------ MATERIAL FOR THE TASK

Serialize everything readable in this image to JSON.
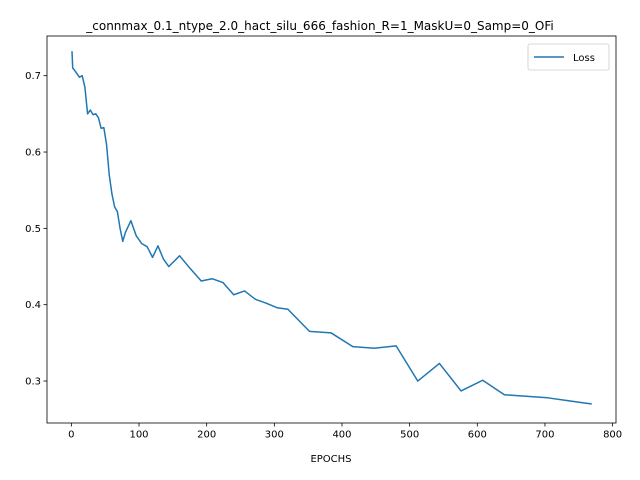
{
  "chart_data": {
    "type": "line",
    "title": "_connmax_0.1_ntype_2.0_hact_silu_666_fashion_R=1_MaskU=0_Samp=0_OFi",
    "xlabel": "EPOCHS",
    "ylabel": "",
    "xlim": [
      -36,
      805
    ],
    "ylim": [
      0.245,
      0.752
    ],
    "xticks": [
      0,
      100,
      200,
      300,
      400,
      500,
      600,
      700,
      800
    ],
    "yticks": [
      0.3,
      0.4,
      0.5,
      0.6,
      0.7
    ],
    "xtick_labels": [
      "0",
      "100",
      "200",
      "300",
      "400",
      "500",
      "600",
      "700",
      "800"
    ],
    "ytick_labels": [
      "0.3",
      "0.4",
      "0.5",
      "0.6",
      "0.7"
    ],
    "legend": {
      "position": "top-right",
      "entries": [
        "Loss"
      ]
    },
    "grid": false,
    "series": [
      {
        "name": "Loss",
        "color": "#1f77b4",
        "x": [
          1,
          2,
          4,
          8,
          12,
          16,
          20,
          24,
          28,
          32,
          36,
          40,
          44,
          48,
          52,
          56,
          60,
          64,
          68,
          72,
          76,
          80,
          88,
          96,
          104,
          112,
          120,
          128,
          136,
          144,
          160,
          176,
          192,
          208,
          224,
          240,
          256,
          272,
          288,
          304,
          320,
          352,
          384,
          416,
          448,
          480,
          512,
          544,
          576,
          608,
          640,
          672,
          704,
          736,
          768
        ],
        "y": [
          0.731,
          0.71,
          0.708,
          0.703,
          0.698,
          0.7,
          0.685,
          0.65,
          0.655,
          0.649,
          0.65,
          0.645,
          0.631,
          0.632,
          0.61,
          0.57,
          0.545,
          0.528,
          0.522,
          0.5,
          0.483,
          0.495,
          0.51,
          0.49,
          0.48,
          0.476,
          0.462,
          0.477,
          0.46,
          0.45,
          0.464,
          0.447,
          0.431,
          0.434,
          0.429,
          0.413,
          0.418,
          0.407,
          0.402,
          0.396,
          0.394,
          0.365,
          0.363,
          0.345,
          0.343,
          0.346,
          0.3,
          0.323,
          0.287,
          0.301,
          0.282,
          0.28,
          0.278,
          0.274,
          0.27
        ]
      }
    ]
  }
}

------------

## TASK BRIEF
Every record must be copied exactly, with images dropped from the result.

## FULL RESPONSE
Serialize everything readable in this image to JSON.
{
  "chart_data": {
    "type": "line",
    "title": "_connmax_0.1_ntype_2.0_hact_silu_666_fashion_R=1_MaskU=0_Samp=0_OFi",
    "xlabel": "EPOCHS",
    "ylabel": "",
    "xlim": [
      -36,
      805
    ],
    "ylim": [
      0.245,
      0.752
    ],
    "xticks": [
      0,
      100,
      200,
      300,
      400,
      500,
      600,
      700,
      800
    ],
    "yticks": [
      0.3,
      0.4,
      0.5,
      0.6,
      0.7
    ],
    "xtick_labels": [
      "0",
      "100",
      "200",
      "300",
      "400",
      "500",
      "600",
      "700",
      "800"
    ],
    "ytick_labels": [
      "0.3",
      "0.4",
      "0.5",
      "0.6",
      "0.7"
    ],
    "legend": {
      "position": "top-right",
      "entries": [
        "Loss"
      ]
    },
    "grid": false,
    "series": [
      {
        "name": "Loss",
        "color": "#1f77b4",
        "x": [
          1,
          2,
          4,
          8,
          12,
          16,
          20,
          24,
          28,
          32,
          36,
          40,
          44,
          48,
          52,
          56,
          60,
          64,
          68,
          72,
          76,
          80,
          88,
          96,
          104,
          112,
          120,
          128,
          136,
          144,
          160,
          176,
          192,
          208,
          224,
          240,
          256,
          272,
          288,
          304,
          320,
          352,
          384,
          416,
          448,
          480,
          512,
          544,
          576,
          608,
          640,
          672,
          704,
          736,
          768
        ],
        "y": [
          0.731,
          0.71,
          0.708,
          0.703,
          0.698,
          0.7,
          0.685,
          0.65,
          0.655,
          0.649,
          0.65,
          0.645,
          0.631,
          0.632,
          0.61,
          0.57,
          0.545,
          0.528,
          0.522,
          0.5,
          0.483,
          0.495,
          0.51,
          0.49,
          0.48,
          0.476,
          0.462,
          0.477,
          0.46,
          0.45,
          0.464,
          0.447,
          0.431,
          0.434,
          0.429,
          0.413,
          0.418,
          0.407,
          0.402,
          0.396,
          0.394,
          0.365,
          0.363,
          0.345,
          0.343,
          0.346,
          0.3,
          0.323,
          0.287,
          0.301,
          0.282,
          0.28,
          0.278,
          0.274,
          0.27
        ]
      }
    ]
  }
}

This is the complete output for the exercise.